DOCUMENT EXCERPT:

[start]

SOLVED One or more devices has experienced an error resulting in data corruption. Help???

Alex762 · Jan 11, 2024

Hello. I'm rather new with TrueNas and today I discovered that I got an error a few days ago saying "Pool storage state is ONLINE: One or more devices has experienced an error resulting in data corruption. Applications may be affected."

I tried to run the "zpool status -v" command and this is what I got (sorry for screenshot, couldn't copy/paste the output):

So basically somehow a video I took years ago got corrupted, not a big deal, but what should I do next? Action says I can restore the file or restore from backup, but how? I have a RAID 1 (mirrored) configuration, but I'm not entirely sure what to do without risking to writing the wrong command and lose my data.
Any help will be greatly appreciated, thank you!!

sretalla · Jan 11, 2024

If you're not using snapshots and also don't have a backup, you've lost the non-corrupt version of that file forever now.

[end]

In the TrueNAS forum thread, which command did Alex762 run after discovering the error? The listing that comes next is separate material, unrelated to the TrueNAS forum thread.

DATA EXCERPT:

[start]

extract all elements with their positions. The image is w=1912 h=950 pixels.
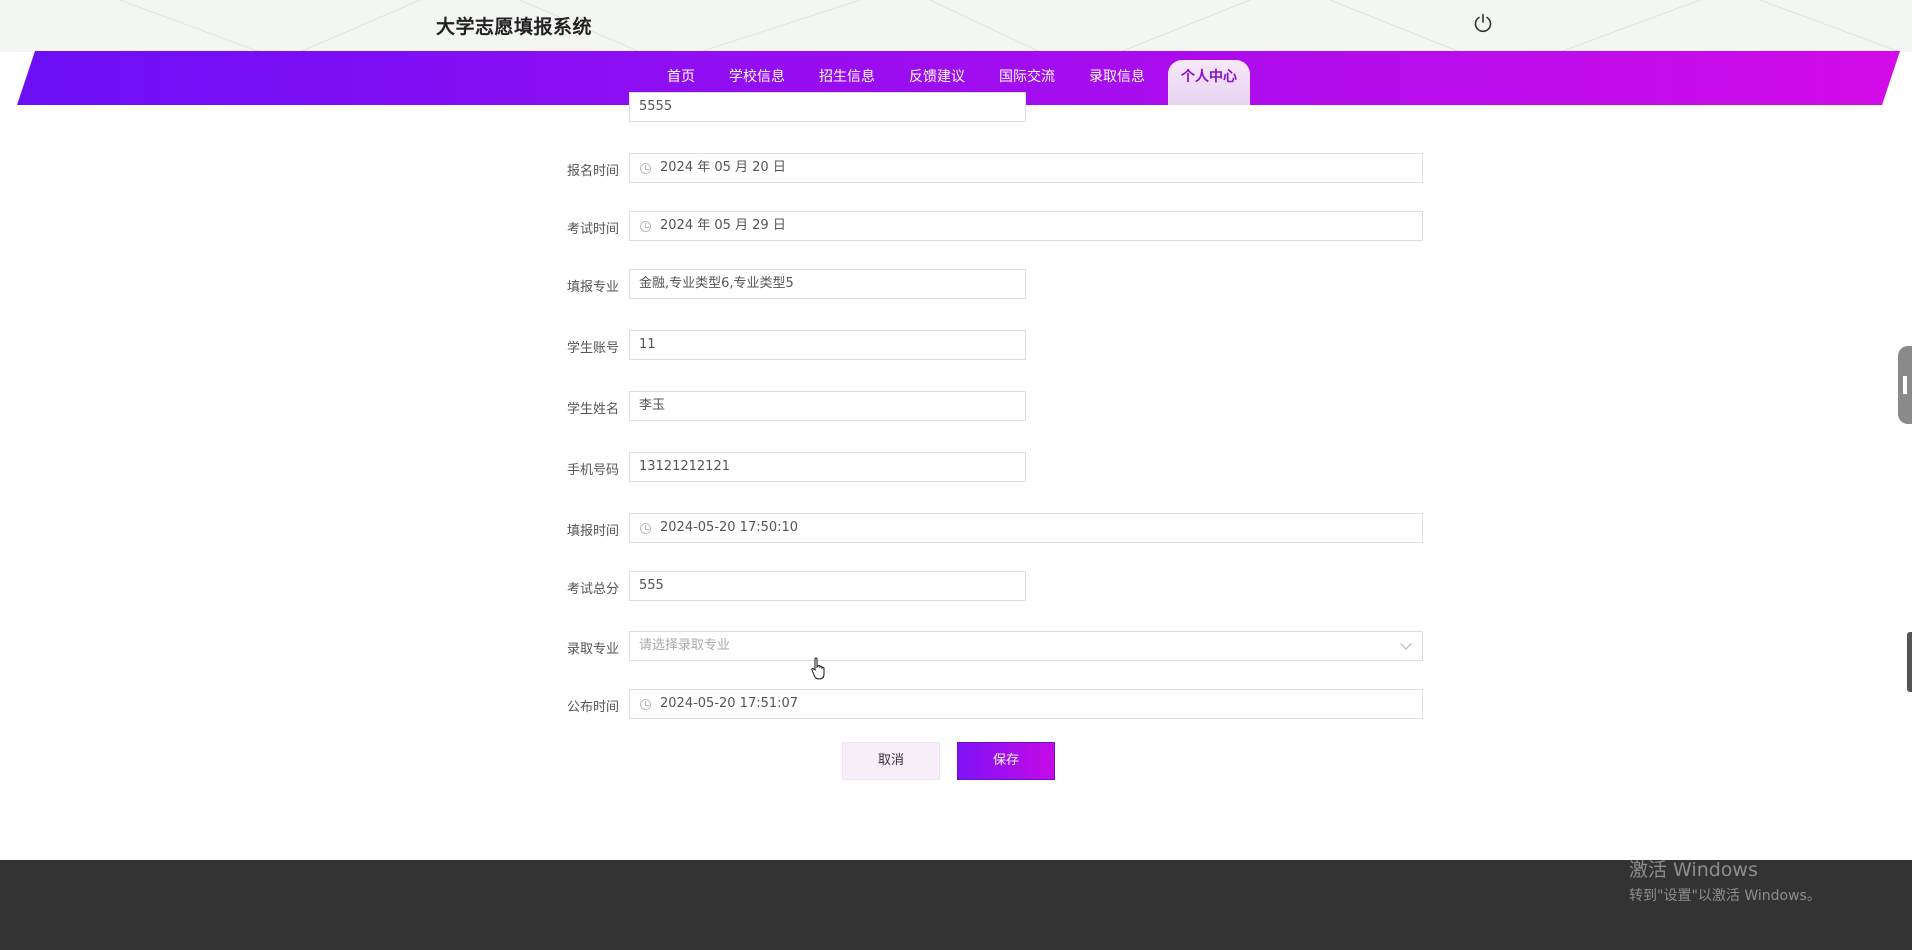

[end]

REPLY TO THE EXERCISE: "zpool status -v"